** Start Excerpted data **

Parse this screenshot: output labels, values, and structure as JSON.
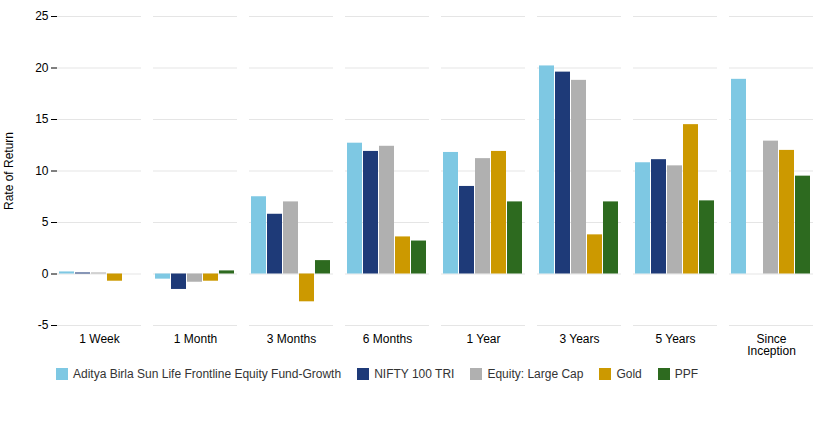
{
  "chart_data": {
    "type": "bar",
    "categories": [
      "1 Week",
      "1 Month",
      "3 Months",
      "6 Months",
      "1 Year",
      "3 Years",
      "5 Years",
      "Since\nInception"
    ],
    "series": [
      {
        "name": "Aditya Birla Sun Life Frontline Equity Fund-Growth",
        "color": "#7ec8e3",
        "values": [
          0.2,
          -0.5,
          7.5,
          12.7,
          11.8,
          20.2,
          10.8,
          18.9
        ]
      },
      {
        "name": "NIFTY 100 TRI",
        "color": "#1e3a78",
        "values": [
          0.1,
          -1.5,
          5.8,
          11.9,
          8.5,
          19.6,
          11.1,
          null
        ]
      },
      {
        "name": "Equity: Large Cap",
        "color": "#b0b0b0",
        "values": [
          0.1,
          -0.8,
          7.0,
          12.4,
          11.2,
          18.8,
          10.5,
          12.9
        ]
      },
      {
        "name": "Gold",
        "color": "#cc9900",
        "values": [
          -0.7,
          -0.7,
          -2.7,
          3.6,
          11.9,
          3.8,
          14.5,
          12.0
        ]
      },
      {
        "name": "PPF",
        "color": "#2d6a1f",
        "values": [
          null,
          0.3,
          1.3,
          3.2,
          7.0,
          7.0,
          7.1,
          9.5
        ]
      }
    ],
    "ylabel": "Rate of Return",
    "ylim": [
      -5,
      25
    ],
    "yticks": [
      -5,
      0,
      5,
      10,
      15,
      20,
      25
    ],
    "grid": true,
    "legend": "bottom"
  }
}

** End Excerpted data **

Prompt: Each line that contains the word "name" counts toward the total; give only that total.

Result of the task: 5